- _Objective_:
Your job is to retype all of the data word for word, leaving every image out.

Data records
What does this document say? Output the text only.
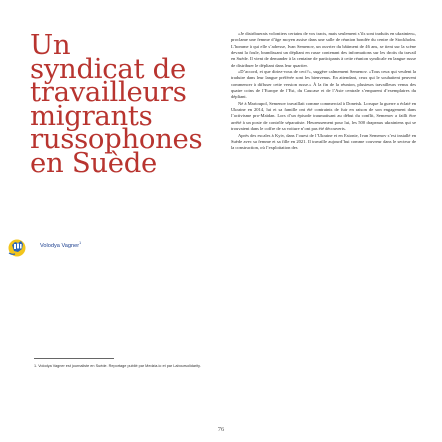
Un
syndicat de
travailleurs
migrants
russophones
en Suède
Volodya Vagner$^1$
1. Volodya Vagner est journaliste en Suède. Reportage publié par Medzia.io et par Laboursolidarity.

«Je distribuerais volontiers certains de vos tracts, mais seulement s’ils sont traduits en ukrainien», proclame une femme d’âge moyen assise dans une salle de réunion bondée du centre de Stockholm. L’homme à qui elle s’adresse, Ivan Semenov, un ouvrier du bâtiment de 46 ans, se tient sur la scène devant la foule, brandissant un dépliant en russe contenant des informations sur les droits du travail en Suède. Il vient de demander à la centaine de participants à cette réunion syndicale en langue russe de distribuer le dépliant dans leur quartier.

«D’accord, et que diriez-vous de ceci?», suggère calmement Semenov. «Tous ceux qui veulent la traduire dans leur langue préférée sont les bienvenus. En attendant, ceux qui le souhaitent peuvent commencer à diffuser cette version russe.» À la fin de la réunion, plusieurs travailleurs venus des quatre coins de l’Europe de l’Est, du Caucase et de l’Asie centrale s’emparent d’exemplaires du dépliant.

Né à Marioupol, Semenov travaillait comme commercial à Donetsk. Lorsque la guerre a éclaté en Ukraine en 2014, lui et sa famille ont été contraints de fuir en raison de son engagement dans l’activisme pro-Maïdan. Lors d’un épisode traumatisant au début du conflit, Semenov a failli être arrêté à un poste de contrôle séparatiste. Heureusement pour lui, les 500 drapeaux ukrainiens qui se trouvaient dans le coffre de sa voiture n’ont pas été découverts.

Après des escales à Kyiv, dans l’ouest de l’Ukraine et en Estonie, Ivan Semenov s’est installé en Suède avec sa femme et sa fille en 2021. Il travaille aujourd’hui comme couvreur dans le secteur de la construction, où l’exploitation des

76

- _Full output_:
What does this document say? Output the text only.
Un
syndicat de
travailleurs
migrants
russophones
en Suède
Volodya Vagner$^1$
1. Volodya Vagner est journaliste en Suède. Reportage publié par Medzia.io et par Laboursolidarity.

«Je distribuerais volontiers certains de vos tracts, mais seulement s’ils sont traduits en ukrainien», proclame une femme d’âge moyen assise dans une salle de réunion bondée du centre de Stockholm. L’homme à qui elle s’adresse, Ivan Semenov, un ouvrier du bâtiment de 46 ans, se tient sur la scène devant la foule, brandissant un dépliant en russe contenant des informations sur les droits du travail en Suède. Il vient de demander à la centaine de participants à cette réunion syndicale en langue russe de distribuer le dépliant dans leur quartier.

«D’accord, et que diriez-vous de ceci?», suggère calmement Semenov. «Tous ceux qui veulent la traduire dans leur langue préférée sont les bienvenus. En attendant, ceux qui le souhaitent peuvent commencer à diffuser cette version russe.» À la fin de la réunion, plusieurs travailleurs venus des quatre coins de l’Europe de l’Est, du Caucase et de l’Asie centrale s’emparent d’exemplaires du dépliant.

Né à Marioupol, Semenov travaillait comme commercial à Donetsk. Lorsque la guerre a éclaté en Ukraine en 2014, lui et sa famille ont été contraints de fuir en raison de son engagement dans l’activisme pro-Maïdan. Lors d’un épisode traumatisant au début du conflit, Semenov a failli être arrêté à un poste de contrôle séparatiste. Heureusement pour lui, les 500 drapeaux ukrainiens qui se trouvaient dans le coffre de sa voiture n’ont pas été découverts.

Après des escales à Kyiv, dans l’ouest de l’Ukraine et en Estonie, Ivan Semenov s’est installé en Suède avec sa femme et sa fille en 2021. Il travaille aujourd’hui comme couvreur dans le secteur de la construction, où l’exploitation des

76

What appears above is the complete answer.